PROBLEM —
Count only the lines of the records that hold "scatter", then give the number without any other words.

(Extracted records)
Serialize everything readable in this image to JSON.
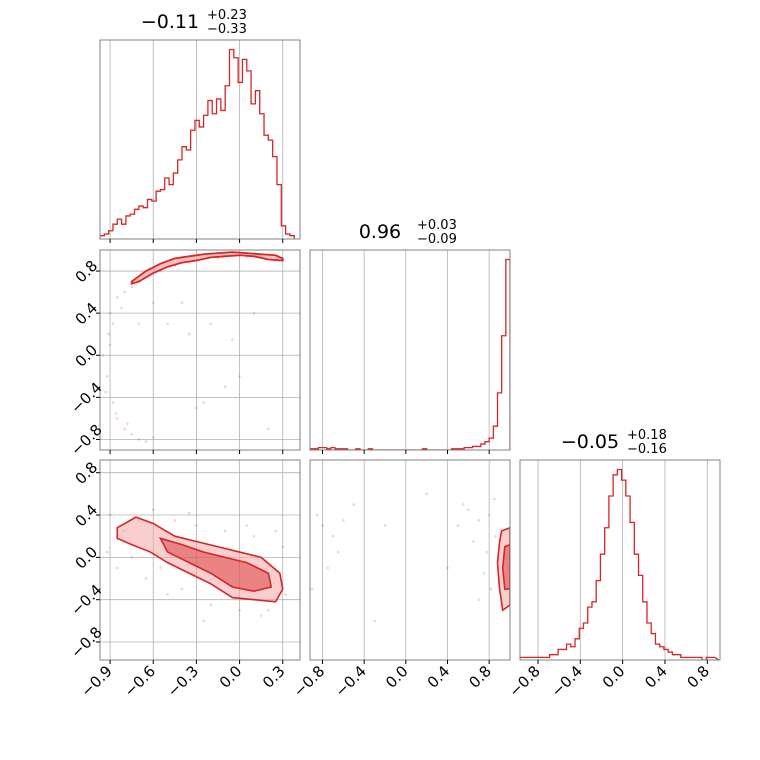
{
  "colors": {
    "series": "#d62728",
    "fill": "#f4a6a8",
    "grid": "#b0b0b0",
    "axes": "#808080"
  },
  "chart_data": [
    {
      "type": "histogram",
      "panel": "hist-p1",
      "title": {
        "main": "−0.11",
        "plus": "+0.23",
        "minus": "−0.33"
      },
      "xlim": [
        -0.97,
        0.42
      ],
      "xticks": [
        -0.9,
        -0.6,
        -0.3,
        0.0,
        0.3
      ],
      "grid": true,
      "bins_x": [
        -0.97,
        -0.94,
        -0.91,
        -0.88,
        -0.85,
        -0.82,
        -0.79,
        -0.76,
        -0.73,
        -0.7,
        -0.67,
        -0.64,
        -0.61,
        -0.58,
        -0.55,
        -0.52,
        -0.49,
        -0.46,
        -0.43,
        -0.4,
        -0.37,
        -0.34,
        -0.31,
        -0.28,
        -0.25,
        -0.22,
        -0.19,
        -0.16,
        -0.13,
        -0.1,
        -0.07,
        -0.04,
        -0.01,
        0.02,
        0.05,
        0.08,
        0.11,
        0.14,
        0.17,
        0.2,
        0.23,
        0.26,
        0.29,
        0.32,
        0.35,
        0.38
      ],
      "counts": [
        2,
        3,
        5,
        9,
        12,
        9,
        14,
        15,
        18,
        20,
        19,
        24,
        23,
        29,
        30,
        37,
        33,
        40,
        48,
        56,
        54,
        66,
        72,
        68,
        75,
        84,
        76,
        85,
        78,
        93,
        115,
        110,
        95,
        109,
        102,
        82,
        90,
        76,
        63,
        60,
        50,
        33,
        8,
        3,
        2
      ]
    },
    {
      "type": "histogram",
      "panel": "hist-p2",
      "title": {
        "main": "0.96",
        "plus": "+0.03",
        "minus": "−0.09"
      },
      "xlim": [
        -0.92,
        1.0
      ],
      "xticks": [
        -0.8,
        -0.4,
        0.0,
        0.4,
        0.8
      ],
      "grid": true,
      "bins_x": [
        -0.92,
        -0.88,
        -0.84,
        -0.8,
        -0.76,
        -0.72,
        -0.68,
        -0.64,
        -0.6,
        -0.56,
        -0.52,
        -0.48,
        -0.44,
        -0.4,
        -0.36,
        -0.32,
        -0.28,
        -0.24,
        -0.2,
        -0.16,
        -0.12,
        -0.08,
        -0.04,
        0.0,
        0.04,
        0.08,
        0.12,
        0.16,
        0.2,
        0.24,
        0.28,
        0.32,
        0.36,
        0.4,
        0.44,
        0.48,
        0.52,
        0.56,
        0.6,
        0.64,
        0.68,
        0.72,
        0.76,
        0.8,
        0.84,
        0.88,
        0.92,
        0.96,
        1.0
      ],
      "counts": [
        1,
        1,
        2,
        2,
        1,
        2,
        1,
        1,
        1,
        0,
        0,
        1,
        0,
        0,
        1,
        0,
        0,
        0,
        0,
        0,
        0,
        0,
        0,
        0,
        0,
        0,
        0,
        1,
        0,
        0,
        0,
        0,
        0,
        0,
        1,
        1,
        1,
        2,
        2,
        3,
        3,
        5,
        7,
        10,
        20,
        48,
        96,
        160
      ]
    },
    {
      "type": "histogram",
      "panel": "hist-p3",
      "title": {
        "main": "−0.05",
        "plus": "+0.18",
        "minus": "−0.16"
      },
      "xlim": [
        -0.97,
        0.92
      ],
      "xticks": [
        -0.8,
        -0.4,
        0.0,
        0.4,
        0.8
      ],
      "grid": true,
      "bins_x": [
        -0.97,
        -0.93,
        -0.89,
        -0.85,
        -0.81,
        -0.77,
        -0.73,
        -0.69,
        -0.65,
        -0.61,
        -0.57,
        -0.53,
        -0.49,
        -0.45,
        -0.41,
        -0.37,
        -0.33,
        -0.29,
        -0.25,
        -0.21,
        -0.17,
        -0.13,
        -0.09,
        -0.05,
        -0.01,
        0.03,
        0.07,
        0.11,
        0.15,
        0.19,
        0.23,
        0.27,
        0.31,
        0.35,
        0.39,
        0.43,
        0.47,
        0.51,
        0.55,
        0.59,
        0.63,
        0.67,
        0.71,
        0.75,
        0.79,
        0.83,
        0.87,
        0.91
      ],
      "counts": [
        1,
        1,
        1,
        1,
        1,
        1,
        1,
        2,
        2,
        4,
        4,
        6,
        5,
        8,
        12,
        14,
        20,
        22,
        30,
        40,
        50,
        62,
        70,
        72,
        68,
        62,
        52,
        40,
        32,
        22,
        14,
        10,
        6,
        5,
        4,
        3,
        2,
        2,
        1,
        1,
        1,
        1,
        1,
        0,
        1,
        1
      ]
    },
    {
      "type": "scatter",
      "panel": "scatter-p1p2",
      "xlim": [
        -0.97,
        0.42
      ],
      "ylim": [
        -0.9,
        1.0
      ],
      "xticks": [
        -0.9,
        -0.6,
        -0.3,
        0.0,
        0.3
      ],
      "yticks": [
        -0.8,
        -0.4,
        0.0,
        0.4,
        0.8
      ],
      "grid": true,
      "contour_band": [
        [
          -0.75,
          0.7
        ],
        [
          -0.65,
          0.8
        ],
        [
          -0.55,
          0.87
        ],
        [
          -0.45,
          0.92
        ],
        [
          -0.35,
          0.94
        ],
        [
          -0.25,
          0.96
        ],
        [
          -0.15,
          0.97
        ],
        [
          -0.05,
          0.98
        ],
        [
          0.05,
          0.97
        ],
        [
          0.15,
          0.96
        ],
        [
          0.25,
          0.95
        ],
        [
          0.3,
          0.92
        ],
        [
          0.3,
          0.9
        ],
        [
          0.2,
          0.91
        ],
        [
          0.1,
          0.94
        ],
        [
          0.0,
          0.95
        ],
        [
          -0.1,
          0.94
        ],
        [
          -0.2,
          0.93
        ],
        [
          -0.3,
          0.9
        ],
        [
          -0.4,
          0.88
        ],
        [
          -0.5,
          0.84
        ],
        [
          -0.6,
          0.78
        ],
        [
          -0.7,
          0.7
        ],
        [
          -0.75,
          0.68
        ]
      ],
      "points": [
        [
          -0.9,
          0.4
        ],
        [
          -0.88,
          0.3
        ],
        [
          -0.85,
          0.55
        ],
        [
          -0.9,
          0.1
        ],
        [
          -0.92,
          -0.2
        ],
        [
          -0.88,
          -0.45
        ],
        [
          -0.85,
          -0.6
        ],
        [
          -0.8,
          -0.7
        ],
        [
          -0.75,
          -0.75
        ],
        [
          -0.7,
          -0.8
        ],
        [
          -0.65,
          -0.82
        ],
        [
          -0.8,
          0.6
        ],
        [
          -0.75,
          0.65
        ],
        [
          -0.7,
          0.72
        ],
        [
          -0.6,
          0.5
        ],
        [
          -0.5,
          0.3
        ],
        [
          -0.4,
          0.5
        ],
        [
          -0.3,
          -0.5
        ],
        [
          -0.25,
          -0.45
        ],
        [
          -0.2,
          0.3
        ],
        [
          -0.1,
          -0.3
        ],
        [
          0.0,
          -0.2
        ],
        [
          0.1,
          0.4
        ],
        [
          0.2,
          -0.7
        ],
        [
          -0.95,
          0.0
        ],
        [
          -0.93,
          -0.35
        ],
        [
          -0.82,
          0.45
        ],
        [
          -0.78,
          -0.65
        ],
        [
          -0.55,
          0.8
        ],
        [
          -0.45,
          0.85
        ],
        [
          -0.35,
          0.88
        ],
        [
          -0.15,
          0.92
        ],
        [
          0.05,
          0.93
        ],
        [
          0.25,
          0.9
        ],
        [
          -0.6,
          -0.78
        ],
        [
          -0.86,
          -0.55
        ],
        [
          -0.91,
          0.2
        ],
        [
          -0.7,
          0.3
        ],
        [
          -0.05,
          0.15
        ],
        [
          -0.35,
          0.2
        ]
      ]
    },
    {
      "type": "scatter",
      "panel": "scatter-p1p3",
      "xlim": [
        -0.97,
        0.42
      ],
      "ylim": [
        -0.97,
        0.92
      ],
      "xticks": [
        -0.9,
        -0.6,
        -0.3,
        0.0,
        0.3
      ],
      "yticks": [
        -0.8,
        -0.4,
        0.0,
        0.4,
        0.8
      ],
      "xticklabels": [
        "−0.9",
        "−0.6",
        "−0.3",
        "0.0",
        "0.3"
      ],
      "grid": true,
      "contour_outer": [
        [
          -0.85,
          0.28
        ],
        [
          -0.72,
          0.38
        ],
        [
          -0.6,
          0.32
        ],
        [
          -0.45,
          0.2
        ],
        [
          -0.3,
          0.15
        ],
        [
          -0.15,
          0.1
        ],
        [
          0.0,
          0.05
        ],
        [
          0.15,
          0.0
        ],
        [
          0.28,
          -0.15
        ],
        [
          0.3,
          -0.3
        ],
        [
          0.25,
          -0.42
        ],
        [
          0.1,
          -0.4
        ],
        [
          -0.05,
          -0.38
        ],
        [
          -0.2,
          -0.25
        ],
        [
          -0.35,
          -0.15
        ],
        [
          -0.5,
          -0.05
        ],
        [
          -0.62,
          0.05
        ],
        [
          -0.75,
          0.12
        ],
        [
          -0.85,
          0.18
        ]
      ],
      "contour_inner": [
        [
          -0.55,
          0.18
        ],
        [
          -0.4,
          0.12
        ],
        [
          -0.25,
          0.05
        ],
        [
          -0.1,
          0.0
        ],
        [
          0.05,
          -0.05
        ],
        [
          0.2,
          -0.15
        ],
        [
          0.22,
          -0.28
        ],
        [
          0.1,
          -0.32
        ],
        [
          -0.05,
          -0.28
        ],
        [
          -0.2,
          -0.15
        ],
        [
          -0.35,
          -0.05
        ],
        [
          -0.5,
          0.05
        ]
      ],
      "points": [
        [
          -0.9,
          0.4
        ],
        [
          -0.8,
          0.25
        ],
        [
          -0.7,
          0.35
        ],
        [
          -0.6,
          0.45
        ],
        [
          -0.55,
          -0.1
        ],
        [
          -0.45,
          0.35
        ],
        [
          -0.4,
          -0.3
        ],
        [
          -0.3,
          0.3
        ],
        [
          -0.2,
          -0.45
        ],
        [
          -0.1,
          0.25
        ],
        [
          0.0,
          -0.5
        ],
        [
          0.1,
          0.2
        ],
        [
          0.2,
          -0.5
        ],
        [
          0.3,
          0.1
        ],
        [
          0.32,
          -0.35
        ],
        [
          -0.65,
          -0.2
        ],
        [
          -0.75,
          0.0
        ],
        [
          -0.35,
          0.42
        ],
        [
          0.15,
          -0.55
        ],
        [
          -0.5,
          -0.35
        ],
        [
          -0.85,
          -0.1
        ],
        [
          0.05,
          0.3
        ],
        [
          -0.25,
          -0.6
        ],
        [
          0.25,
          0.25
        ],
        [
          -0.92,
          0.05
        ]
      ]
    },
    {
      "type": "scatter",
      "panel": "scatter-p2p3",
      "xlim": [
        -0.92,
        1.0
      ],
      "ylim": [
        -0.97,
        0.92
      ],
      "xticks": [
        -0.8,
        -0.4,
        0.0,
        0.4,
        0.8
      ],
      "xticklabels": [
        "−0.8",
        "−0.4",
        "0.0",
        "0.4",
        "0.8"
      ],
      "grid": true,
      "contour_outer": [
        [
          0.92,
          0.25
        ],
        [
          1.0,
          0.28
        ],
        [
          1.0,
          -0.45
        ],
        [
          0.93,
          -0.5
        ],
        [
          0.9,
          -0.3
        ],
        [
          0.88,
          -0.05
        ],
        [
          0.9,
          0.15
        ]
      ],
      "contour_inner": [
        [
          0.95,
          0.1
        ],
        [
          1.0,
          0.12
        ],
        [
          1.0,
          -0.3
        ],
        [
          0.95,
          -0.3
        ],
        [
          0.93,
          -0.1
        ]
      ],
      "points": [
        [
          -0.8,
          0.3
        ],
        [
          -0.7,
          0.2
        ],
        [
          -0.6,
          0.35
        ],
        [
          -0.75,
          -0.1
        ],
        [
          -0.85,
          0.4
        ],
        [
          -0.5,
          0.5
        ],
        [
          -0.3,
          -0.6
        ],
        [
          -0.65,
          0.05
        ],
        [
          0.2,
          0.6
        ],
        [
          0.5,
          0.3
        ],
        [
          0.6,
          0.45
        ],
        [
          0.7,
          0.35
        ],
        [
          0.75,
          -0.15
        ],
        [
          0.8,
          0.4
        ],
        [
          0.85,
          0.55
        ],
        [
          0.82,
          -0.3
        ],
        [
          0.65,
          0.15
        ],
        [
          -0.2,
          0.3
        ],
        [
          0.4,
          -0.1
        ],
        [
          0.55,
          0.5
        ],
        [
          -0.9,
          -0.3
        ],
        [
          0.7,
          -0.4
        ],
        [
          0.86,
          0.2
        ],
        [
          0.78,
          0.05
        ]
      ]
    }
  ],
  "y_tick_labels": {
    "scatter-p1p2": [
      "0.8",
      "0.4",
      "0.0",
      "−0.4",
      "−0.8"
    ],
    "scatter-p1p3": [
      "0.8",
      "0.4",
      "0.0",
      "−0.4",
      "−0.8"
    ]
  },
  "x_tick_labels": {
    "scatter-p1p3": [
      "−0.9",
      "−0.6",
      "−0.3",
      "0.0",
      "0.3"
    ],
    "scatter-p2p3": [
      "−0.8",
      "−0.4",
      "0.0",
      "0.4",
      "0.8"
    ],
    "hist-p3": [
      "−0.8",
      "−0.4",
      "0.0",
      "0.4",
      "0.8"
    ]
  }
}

REPLY —
10